* Begin *

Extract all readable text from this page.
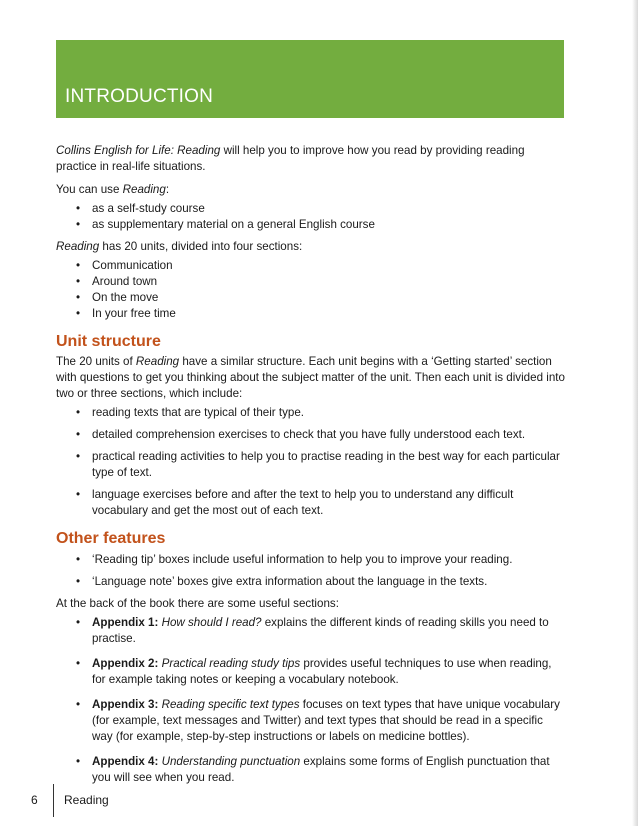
INTRODUCTION

Collins English for Life: Reading will help you to improve how you read by providing reading practice in real-life situations.

You can use Reading:

• as a self-study course
• as supplementary material on a general English course

Reading has 20 units, divided into four sections:

• Communication
• Around town
• On the move
• In your free time
Unit structure

The 20 units of Reading have a similar structure. Each unit begins with a ‘Getting started’ section with questions to get you thinking about the subject matter of the unit. Then each unit is divided into two or three sections, which include:

• reading texts that are typical of their type.
• detailed comprehension exercises to check that you have fully understood each text.
• practical reading activities to help you to practise reading in the best way for each particular type of text.
• language exercises before and after the text to help you to understand any difficult vocabulary and get the most out of each text.
Other features
• ‘Reading tip’ boxes include useful information to help you to improve your reading.
• ‘Language note’ boxes give extra information about the language in the texts.

At the back of the book there are some useful sections:

• Appendix 1: How should I read? explains the different kinds of reading skills you need to practise.
• Appendix 2: Practical reading study tips provides useful techniques to use when reading, for example taking notes or keeping a vocabulary notebook.
• Appendix 3: Reading specific text types focuses on text types that have unique vocabulary (for example, text messages and Twitter) and text types that should be read in a specific way (for example, step-by-step instructions or labels on medicine bottles).
• Appendix 4: Understanding punctuation explains some forms of English punctuation that you will see when you read.
6 Reading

* End *

TASK DESCRIPTION »
Reproduce each line exactly, please, except for any pictures.

OUTPUT OF THE EXERCISE »
Extract all readable text from this page.
INTRODUCTION

Collins English for Life: Reading will help you to improve how you read by providing reading practice in real-life situations.

You can use Reading:

• as a self-study course
• as supplementary material on a general English course

Reading has 20 units, divided into four sections:

• Communication
• Around town
• On the move
• In your free time
Unit structure

The 20 units of Reading have a similar structure. Each unit begins with a ‘Getting started’ section with questions to get you thinking about the subject matter of the unit. Then each unit is divided into two or three sections, which include:

• reading texts that are typical of their type.
• detailed comprehension exercises to check that you have fully understood each text.
• practical reading activities to help you to practise reading in the best way for each particular type of text.
• language exercises before and after the text to help you to understand any difficult vocabulary and get the most out of each text.
Other features
• ‘Reading tip’ boxes include useful information to help you to improve your reading.
• ‘Language note’ boxes give extra information about the language in the texts.

At the back of the book there are some useful sections:

• Appendix 1: How should I read? explains the different kinds of reading skills you need to practise.
• Appendix 2: Practical reading study tips provides useful techniques to use when reading, for example taking notes or keeping a vocabulary notebook.
• Appendix 3: Reading specific text types focuses on text types that have unique vocabulary (for example, text messages and Twitter) and text types that should be read in a specific way (for example, step-by-step instructions or labels on medicine bottles).
• Appendix 4: Understanding punctuation explains some forms of English punctuation that you will see when you read.
6 Reading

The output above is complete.